## Task goal
Produce an exact copy of all the data below, dropping every image.

## Task data
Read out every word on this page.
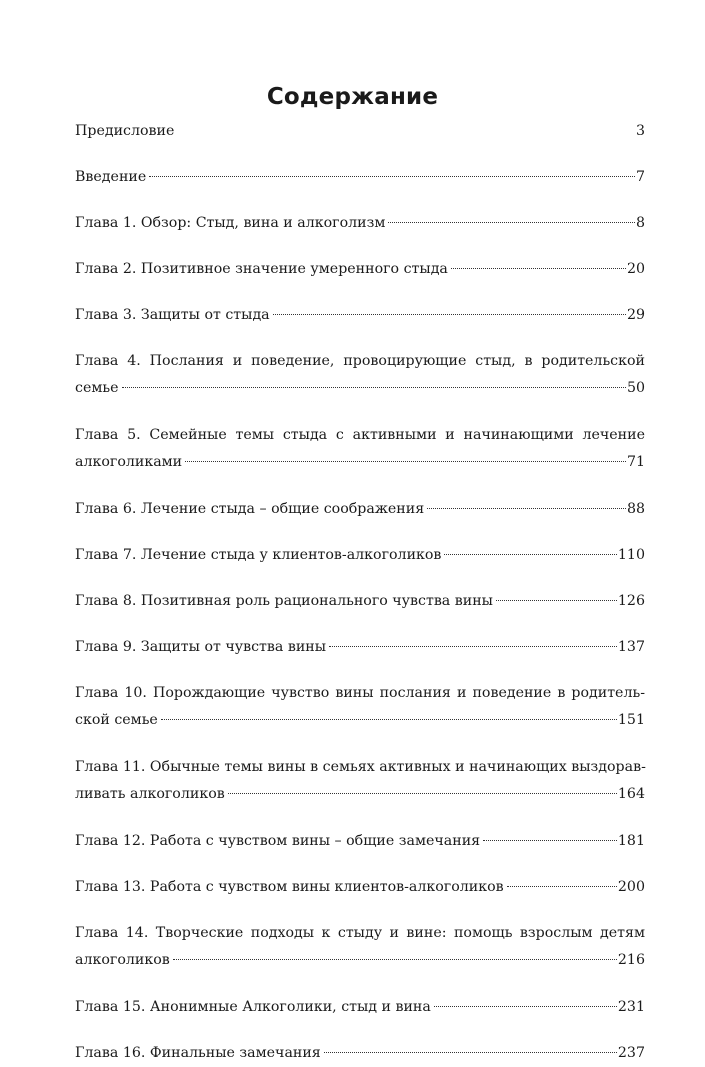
Содержание
Предисловие	3
Введение	7
Глава 1. Обзор: Стыд, вина и алкоголизм	8
Глава 2. Позитивное значение умеренного стыда	20
Глава 3. Защиты от стыда	29
Глава 4. Послания и поведение, провоцирующие стыд, в родительской
семье	50
Глава 5. Семейные темы стыда с активными и начинающими лечение
алкоголиками	71
Глава 6. Лечение стыда – общие соображения	88
Глава 7. Лечение стыда у клиентов-алкоголиков	110
Глава 8. Позитивная роль рационального чувства вины	126
Глава 9. Защиты от чувства вины	137
Глава 10. Порождающие чувство вины послания и поведение в родитель-
ской семье	151
Глава 11. Обычные темы вины в семьях активных и начинающих выздорав-
ливать алкоголиков	164
Глава 12. Работа с чувством вины – общие замечания	181
Глава 13. Работа с чувством вины клиентов-алкоголиков	200
Глава 14. Творческие подходы к стыду и вине: помощь взрослым детям
алкоголиков	216
Глава 15. Анонимные Алкоголики, стыд и вина	231
Глава 16. Финальные замечания	237
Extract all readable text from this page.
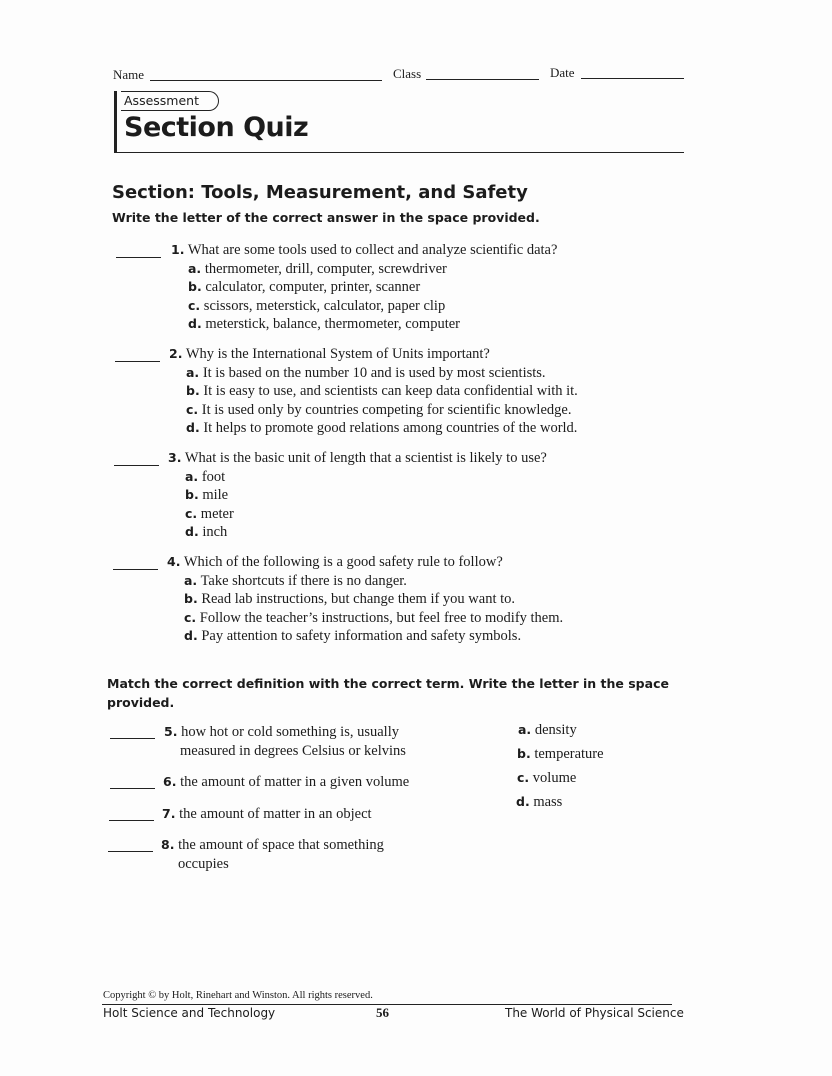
Name	Class	Date
Assessment
Section Quiz
Section: Tools, Measurement, and Safety
Write the letter of the correct answer in the space provided.
1. What are some tools used to collect and analyze scientific data?
a. thermometer, drill, computer, screwdriver
b. calculator, computer, printer, scanner
c. scissors, meterstick, calculator, paper clip
d. meterstick, balance, thermometer, computer
2. Why is the International System of Units important?
a. It is based on the number 10 and is used by most scientists.
b. It is easy to use, and scientists can keep data confidential with it.
c. It is used only by countries competing for scientific knowledge.
d. It helps to promote good relations among countries of the world.
3. What is the basic unit of length that a scientist is likely to use?
a. foot
b. mile
c. meter
d. inch
4. Which of the following is a good safety rule to follow?
a. Take shortcuts if there is no danger.
b. Read lab instructions, but change them if you want to.
c. Follow the teacher’s instructions, but feel free to modify them.
d. Pay attention to safety information and safety symbols.
Match the correct definition with the correct term. Write the letter in the space
provided.
5. how hot or cold something is, usually
measured in degrees Celsius or kelvins
6. the amount of matter in a given volume
7. the amount of matter in an object
8. the amount of space that something
occupies
a. density
b. temperature
c. volume
d. mass
Copyright © by Holt, Rinehart and Winston. All rights reserved.
Holt Science and Technology	56	The World of Physical Science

## Task output
Read out every word on this page.
Содержание
Предисловие	3
Введение	7
Глава 1. Обзор: Стыд, вина и алкоголизм	8
Глава 2. Позитивное значение умеренного стыда	20
Глава 3. Защиты от стыда	29
Глава 4. Послания и поведение, провоцирующие стыд, в родительской
семье	50
Глава 5. Семейные темы стыда с активными и начинающими лечение
алкоголиками	71
Глава 6. Лечение стыда – общие соображения	88
Глава 7. Лечение стыда у клиентов-алкоголиков	110
Глава 8. Позитивная роль рационального чувства вины	126
Глава 9. Защиты от чувства вины	137
Глава 10. Порождающие чувство вины послания и поведение в родитель-
ской семье	151
Глава 11. Обычные темы вины в семьях активных и начинающих выздорав-
ливать алкоголиков	164
Глава 12. Работа с чувством вины – общие замечания	181
Глава 13. Работа с чувством вины клиентов-алкоголиков	200
Глава 14. Творческие подходы к стыду и вине: помощь взрослым детям
алкоголиков	216
Глава 15. Анонимные Алкоголики, стыд и вина	231
Глава 16. Финальные замечания	237
Extract all readable text from this page.
Name	Class	Date
Assessment
Section Quiz
Section: Tools, Measurement, and Safety
Write the letter of the correct answer in the space provided.
1. What are some tools used to collect and analyze scientific data?
a. thermometer, drill, computer, screwdriver
b. calculator, computer, printer, scanner
c. scissors, meterstick, calculator, paper clip
d. meterstick, balance, thermometer, computer
2. Why is the International System of Units important?
a. It is based on the number 10 and is used by most scientists.
b. It is easy to use, and scientists can keep data confidential with it.
c. It is used only by countries competing for scientific knowledge.
d. It helps to promote good relations among countries of the world.
3. What is the basic unit of length that a scientist is likely to use?
a. foot
b. mile
c. meter
d. inch
4. Which of the following is a good safety rule to follow?
a. Take shortcuts if there is no danger.
b. Read lab instructions, but change them if you want to.
c. Follow the teacher’s instructions, but feel free to modify them.
d. Pay attention to safety information and safety symbols.
Match the correct definition with the correct term. Write the letter in the space
provided.
5. how hot or cold something is, usually
measured in degrees Celsius or kelvins
6. the amount of matter in a given volume
7. the amount of matter in an object
8. the amount of space that something
occupies
a. density
b. temperature
c. volume
d. mass
Copyright © by Holt, Rinehart and Winston. All rights reserved.
Holt Science and Technology	56	The World of Physical Science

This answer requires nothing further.